- **SHORT PROBLEM**: Leave out any pictures and transcribe all other data below exactly.
[start]
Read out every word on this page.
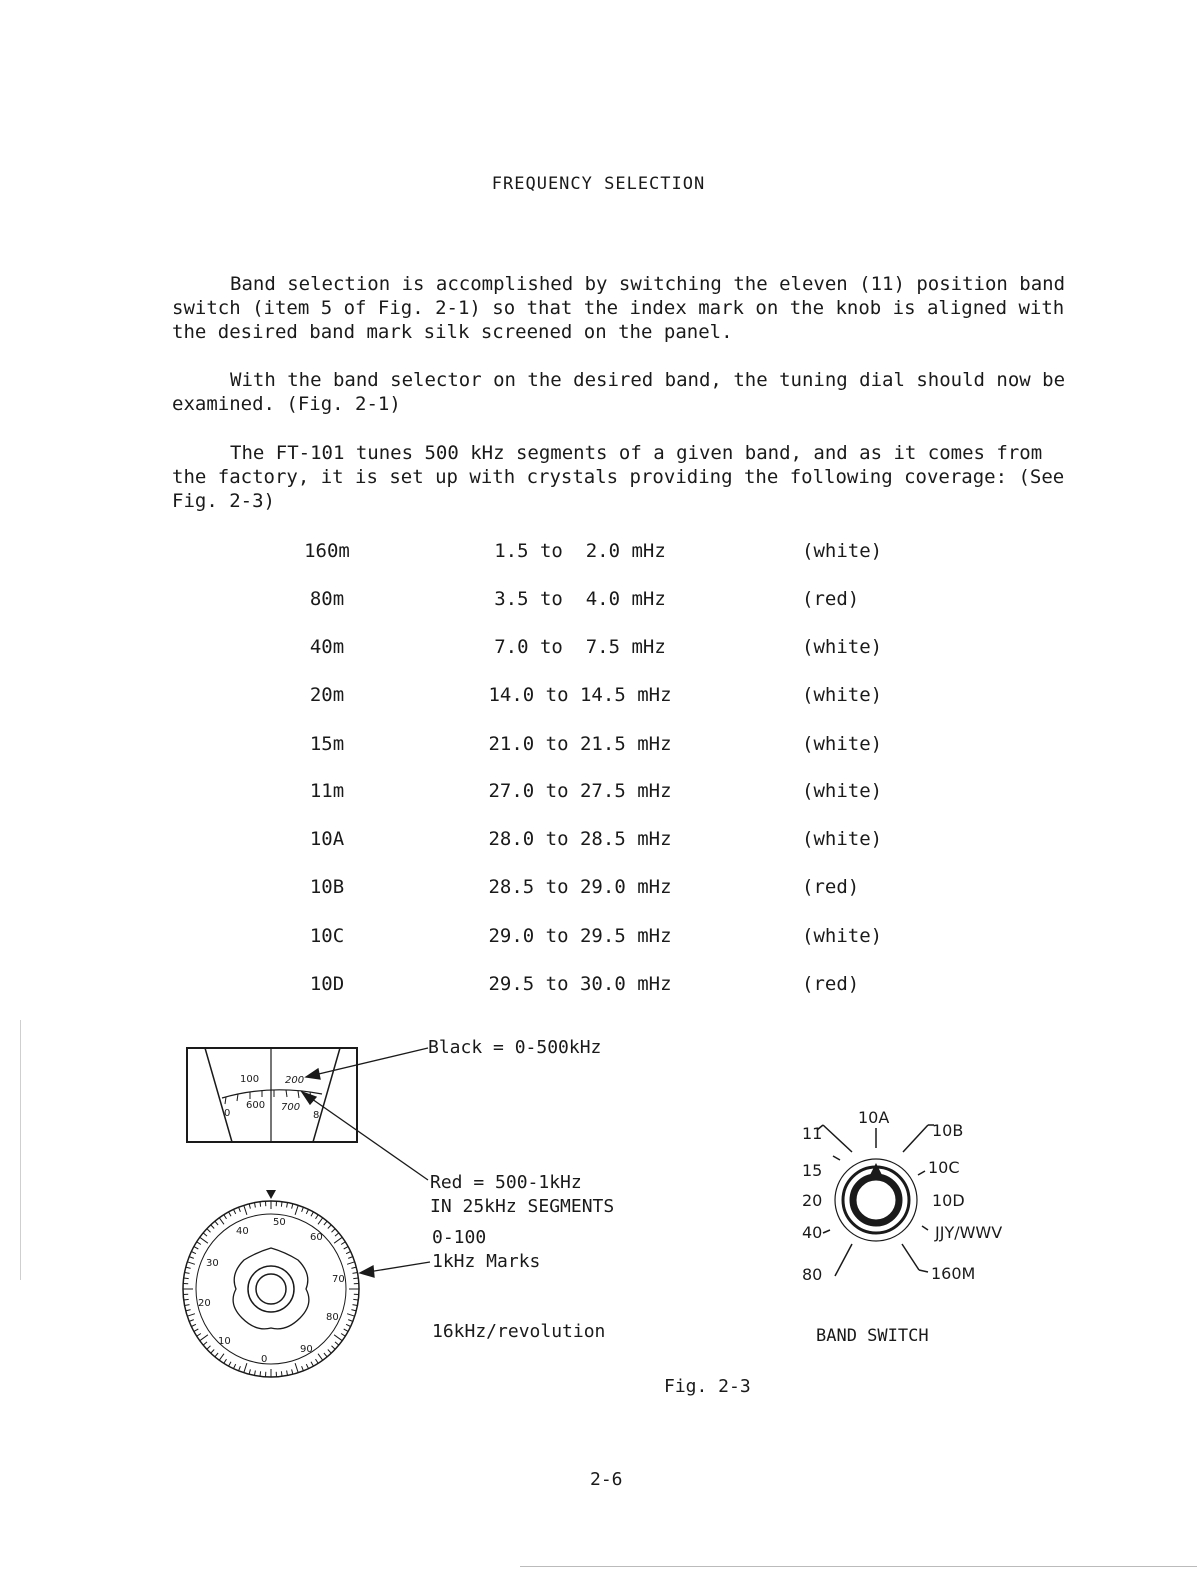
FREQUENCY SELECTION
Band selection is accomplished by switching the eleven (11) position band switch (item 5 of Fig. 2-1) so that the index mark on the knob is aligned with the desired band mark silk screened on the panel.
With the band selector on the desired band, the tuning dial should now be examined. (Fig. 2-1)
The FT-101 tunes 500 kHz segments of a given band, and as it comes from the factory, it is set up with crystals providing the following coverage: (See Fig. 2-3)
160m	1.5 to  2.0 mHz	(white)
80m	3.5 to  4.0 mHz	(red)
40m	7.0 to  7.5 mHz	(white)
20m	14.0 to 14.5 mHz	(white)
15m	21.0 to 21.5 mHz	(white)
11m	27.0 to 27.5 mHz	(white)
10A	28.0 to 28.5 mHz	(white)
10B	28.5 to 29.0 mHz	(red)
10C	29.0 to 29.5 mHz	(white)
10D	29.5 to 30.0 mHz	(red)
100	200
0
600 700
8
40
50
60
30
70
20
80
10
90
0
10A
11	10B
15	10C
20	10D
40	JJY/WWV
80	160M
Black = 0-500kHz
Red = 500-1kHz
IN 25kHz SEGMENTS
0-100
1kHz Marks
16kHz/revolution	BAND SWITCH
Fig. 2-3
2-6
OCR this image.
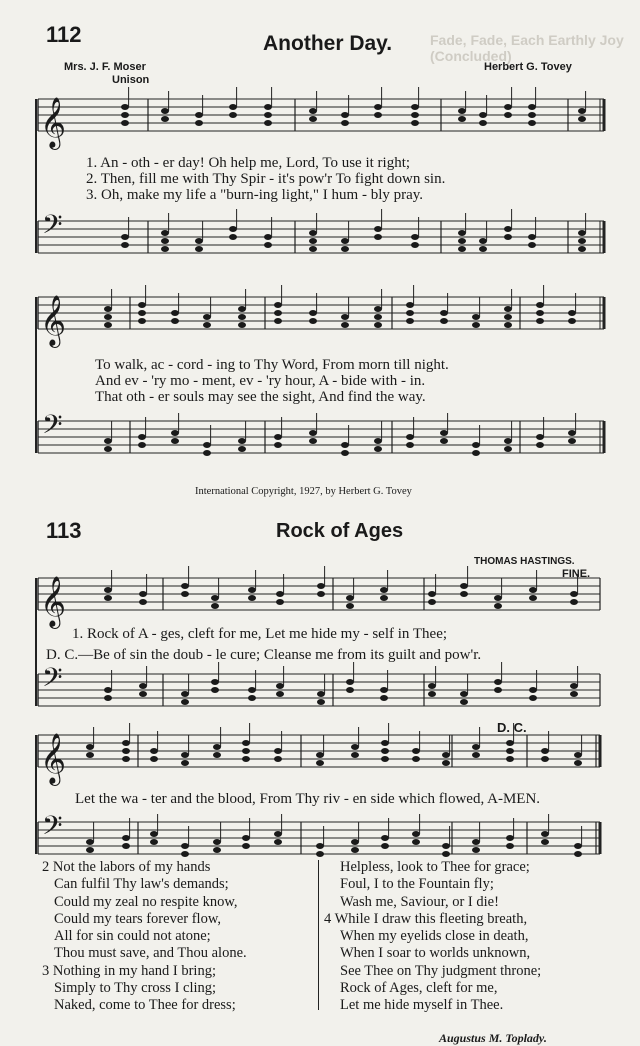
𝄞
𝄢
𝄞
𝄢
𝄞
𝄢
𝄞
𝄢
112	Another Day.	Fade, Fade, Each Earthly Joy (Concluded)
Mrs. J. F. Moser
Unison
Herbert G. Tovey
1. An - oth - er day! Oh help me, Lord, To use it right;
2. Then, fill me with Thy Spir - it's pow'r To fight down sin.
3. Oh, make my life a "burn-ing light," I hum - bly pray.
To walk, ac - cord - ing to Thy Word, From morn till night.
And ev - 'ry mo - ment, ev - 'ry hour, A - bide with - in.
That oth - er souls may see the sight, And find the way.
International Copyright, 1927, by Herbert G. Tovey
113	Rock of Ages
THOMAS HASTINGS.
FINE.
1. Rock of A - ges, cleft for me, Let me hide my - self in Thee;
D. C.—Be of sin the doub - le cure; Cleanse me from its guilt and pow'r.
D. C.
Let the wa - ter and the blood, From Thy riv - en side which flowed, A-MEN.
2 Not the labors of my hands
Can fulfil Thy law's demands;
Could my zeal no respite know,
Could my tears forever flow,
All for sin could not atone;
Thou must save, and Thou alone.
3 Nothing in my hand I bring;
Simply to Thy cross I cling;
Naked, come to Thee for dress;
Helpless, look to Thee for grace;
Foul, I to the Fountain fly;
Wash me, Saviour, or I die!
4 While I draw this fleeting breath,
When my eyelids close in death,
When I soar to worlds unknown,
See Thee on Thy judgment throne;
Rock of Ages, cleft for me,
Let me hide myself in Thee.
Augustus M. Toplady.
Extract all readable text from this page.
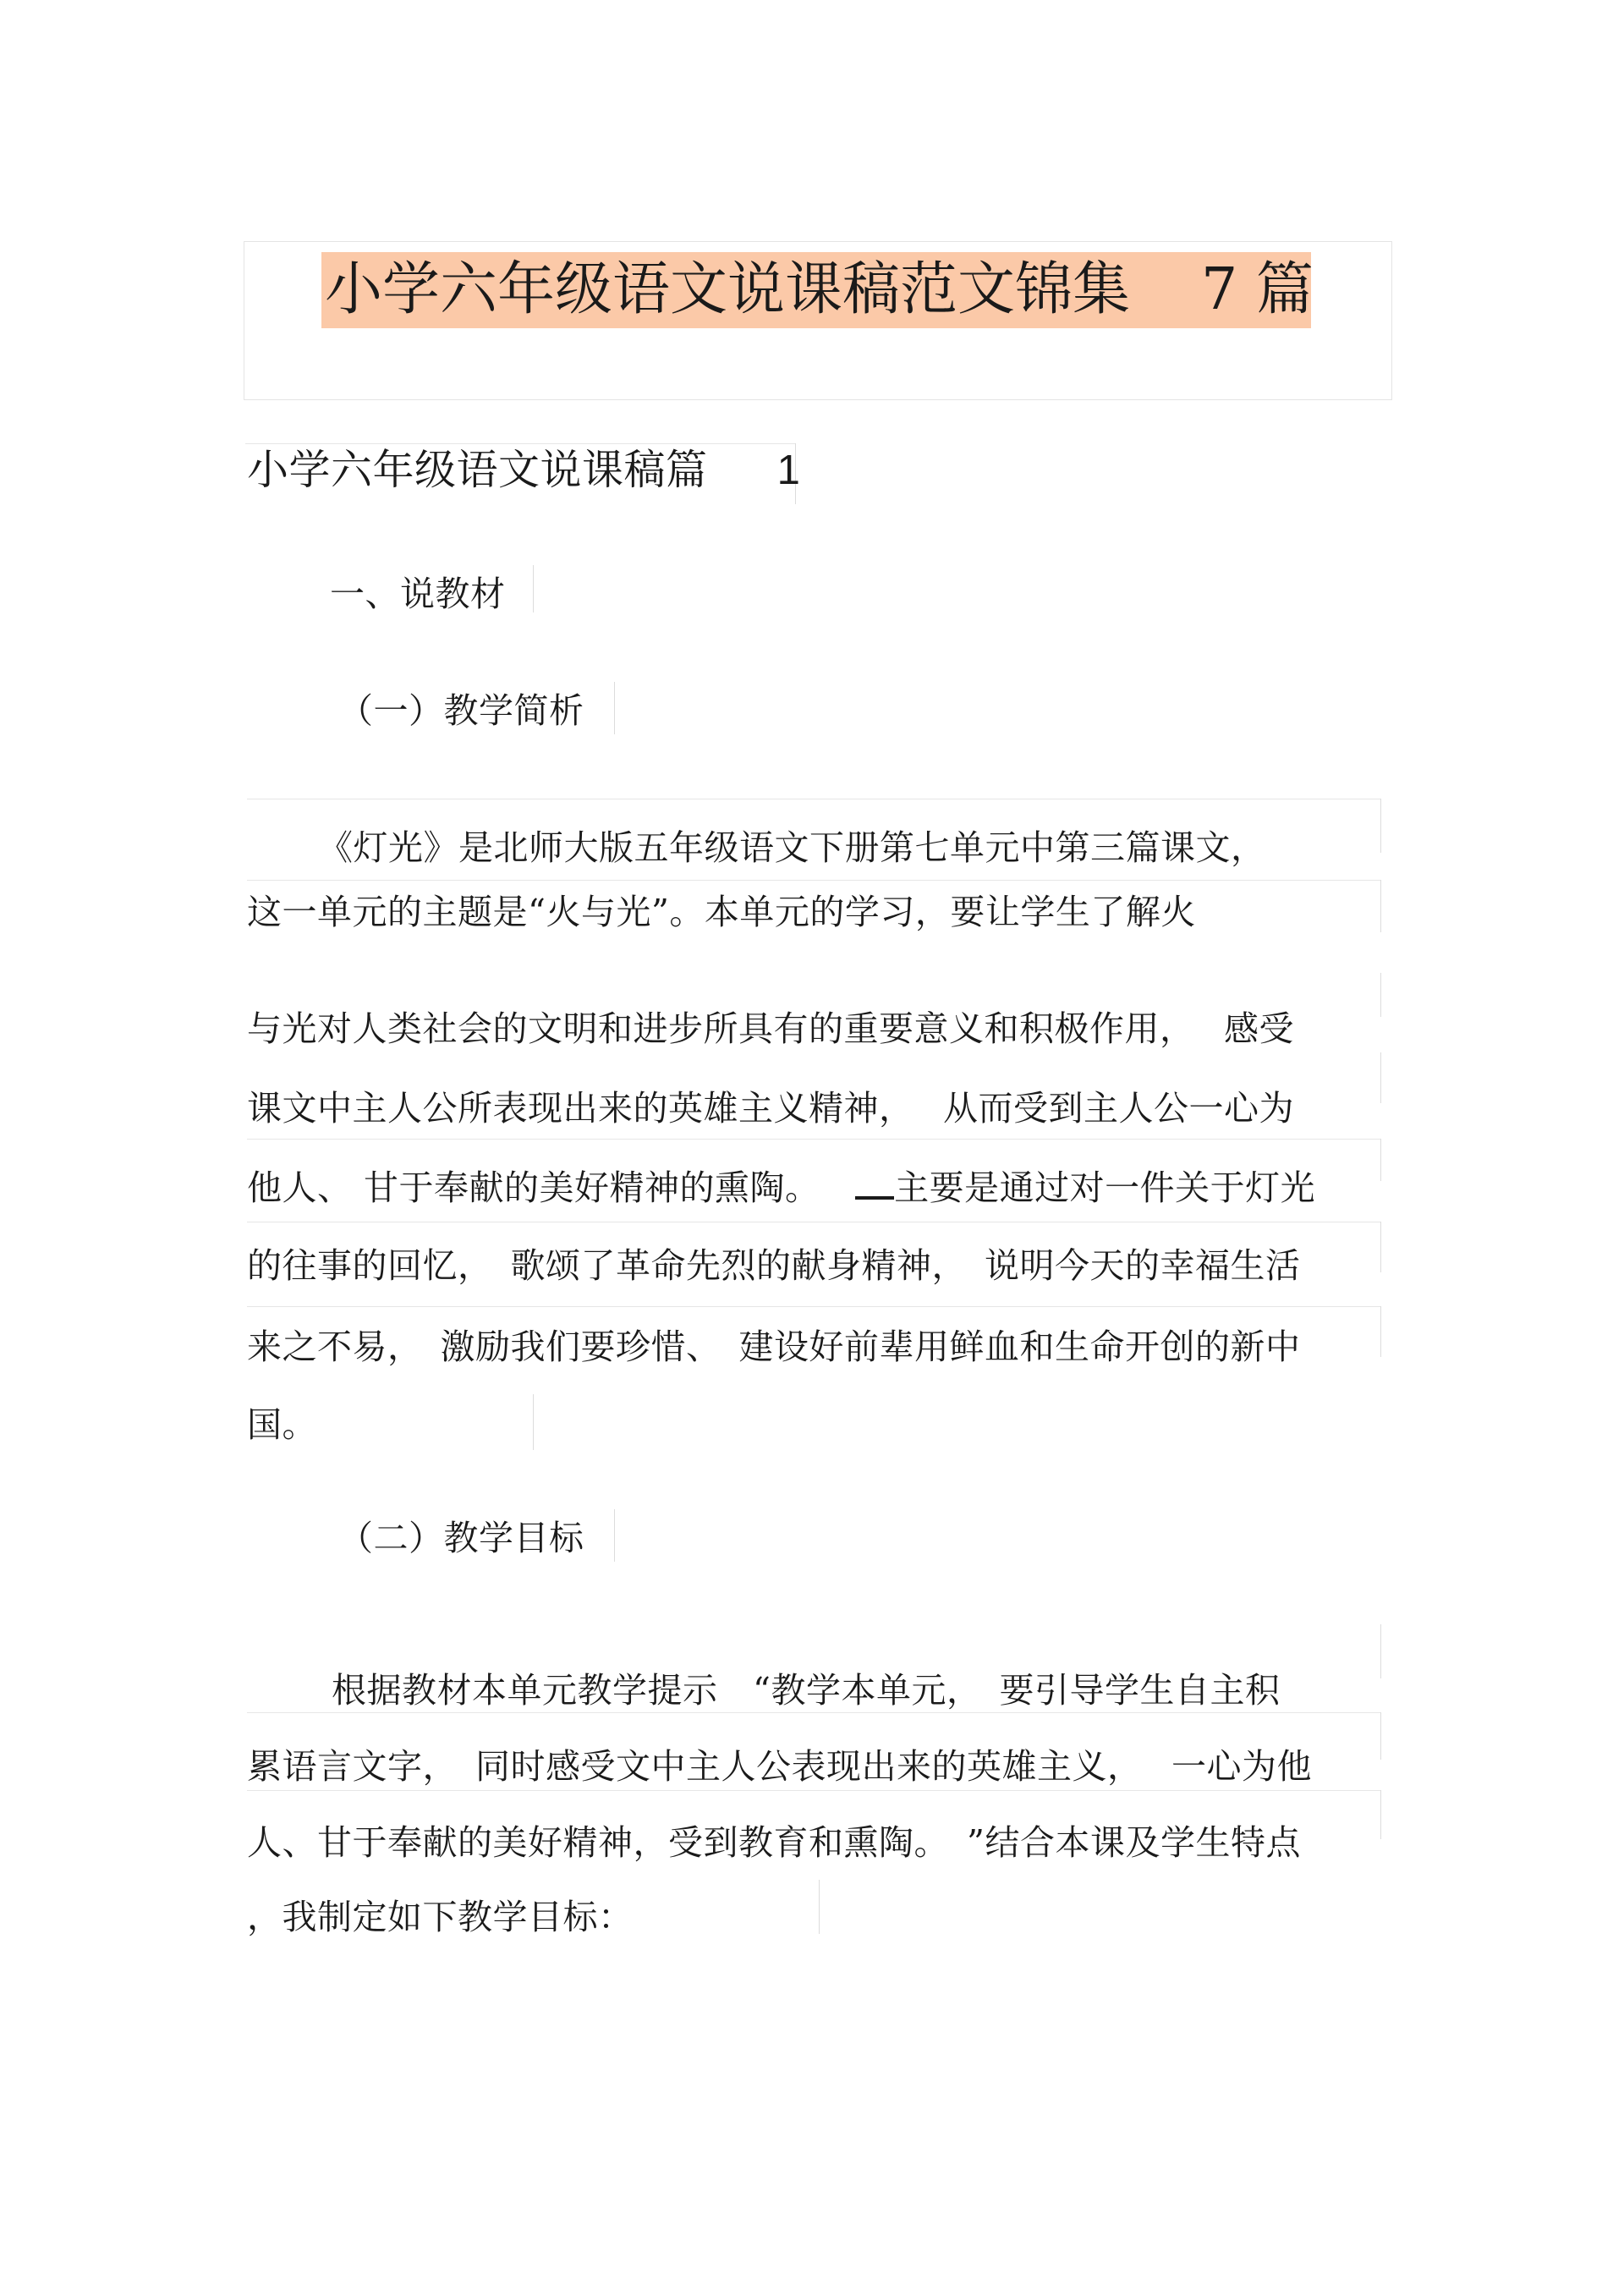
小学六年级语文说课稿范文锦集 7 篇
小学六年级语文说课稿篇 1
一、说教材
（一）教学简析
《灯光》是北师大版五年级语文下册第七单元中第三篇课文，
这一单元的主题是“火与光”。本单元的学习，要让学生了解火
与光对人类社会的文明和进步所具有的重要意义和积极作用，　 感受
课文中主人公所表现出来的英雄主义精神，　 从而受到主人公一心为
他人、 甘于奉献的美好精神的熏陶。 主要是通过对一件关于灯光
的往事的回忆，　歌颂了革命先烈的献身精神，　说明今天的幸福生活
来之不易，　激励我们要珍惜、　建设好前辈用鲜血和生命开创的新中
国。
（二）教学目标
根据教材本单元教学提示　“教学本单元，　要引导学生自主积
累语言文字，　同时感受文中主人公表现出来的英雄主义，　 一心为他
人、甘于奉献的美好精神，受到教育和熏陶。　”结合本课及学生特点
，我制定如下教学目标：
[end]
- **CORRECT RESULT**:
Read out every word on this page.
FREQUENCY SELECTION
Band selection is accomplished by switching the eleven (11) position band switch (item 5 of Fig. 2-1) so that the index mark on the knob is aligned with the desired band mark silk screened on the panel.
With the band selector on the desired band, the tuning dial should now be examined. (Fig. 2-1)
The FT-101 tunes 500 kHz segments of a given band, and as it comes from the factory, it is set up with crystals providing the following coverage: (See Fig. 2-3)
160m	1.5 to  2.0 mHz	(white)
80m	3.5 to  4.0 mHz	(red)
40m	7.0 to  7.5 mHz	(white)
20m	14.0 to 14.5 mHz	(white)
15m	21.0 to 21.5 mHz	(white)
11m	27.0 to 27.5 mHz	(white)
10A	28.0 to 28.5 mHz	(white)
10B	28.5 to 29.0 mHz	(red)
10C	29.0 to 29.5 mHz	(white)
10D	29.5 to 30.0 mHz	(red)
100	200
0
600 700
8
40
50
60
30
70
20
80
10
90
0
10A
11	10B
15	10C
20	10D
40	JJY/WWV
80	160M
Black = 0-500kHz
Red = 500-1kHz
IN 25kHz SEGMENTS
0-100
1kHz Marks
16kHz/revolution	BAND SWITCH
Fig. 2-3
2-6
OCR this image.
𝄞
𝄢
𝄞
𝄢
𝄞
𝄢
𝄞
𝄢
112	Another Day.	Fade, Fade, Each Earthly Joy (Concluded)
Mrs. J. F. Moser
Unison
Herbert G. Tovey
1. An - oth - er day! Oh help me, Lord, To use it right;
2. Then, fill me with Thy Spir - it's pow'r To fight down sin.
3. Oh, make my life a "burn-ing light," I hum - bly pray.
To walk, ac - cord - ing to Thy Word, From morn till night.
And ev - 'ry mo - ment, ev - 'ry hour, A - bide with - in.
That oth - er souls may see the sight, And find the way.
International Copyright, 1927, by Herbert G. Tovey
113	Rock of Ages
THOMAS HASTINGS.
FINE.
1. Rock of A - ges, cleft for me, Let me hide my - self in Thee;
D. C.—Be of sin the doub - le cure; Cleanse me from its guilt and pow'r.
D. C.
Let the wa - ter and the blood, From Thy riv - en side which flowed, A-MEN.
2 Not the labors of my hands
Can fulfil Thy law's demands;
Could my zeal no respite know,
Could my tears forever flow,
All for sin could not atone;
Thou must save, and Thou alone.
3 Nothing in my hand I bring;
Simply to Thy cross I cling;
Naked, come to Thee for dress;
Helpless, look to Thee for grace;
Foul, I to the Fountain fly;
Wash me, Saviour, or I die!
4 While I draw this fleeting breath,
When my eyelids close in death,
When I soar to worlds unknown,
See Thee on Thy judgment throne;
Rock of Ages, cleft for me,
Let me hide myself in Thee.
Augustus M. Toplady.
Extract all readable text from this page.
小学六年级语文说课稿范文锦集 7 篇
小学六年级语文说课稿篇 1
一、说教材
（一）教学简析
《灯光》是北师大版五年级语文下册第七单元中第三篇课文，
这一单元的主题是“火与光”。本单元的学习，要让学生了解火
与光对人类社会的文明和进步所具有的重要意义和积极作用，　 感受
课文中主人公所表现出来的英雄主义精神，　 从而受到主人公一心为
他人、 甘于奉献的美好精神的熏陶。 主要是通过对一件关于灯光
的往事的回忆，　歌颂了革命先烈的献身精神，　说明今天的幸福生活
来之不易，　激励我们要珍惜、　建设好前辈用鲜血和生命开创的新中
国。
（二）教学目标
根据教材本单元教学提示　“教学本单元，　要引导学生自主积
累语言文字，　同时感受文中主人公表现出来的英雄主义，　 一心为他
人、甘于奉献的美好精神，受到教育和熏陶。　”结合本课及学生特点
，我制定如下教学目标：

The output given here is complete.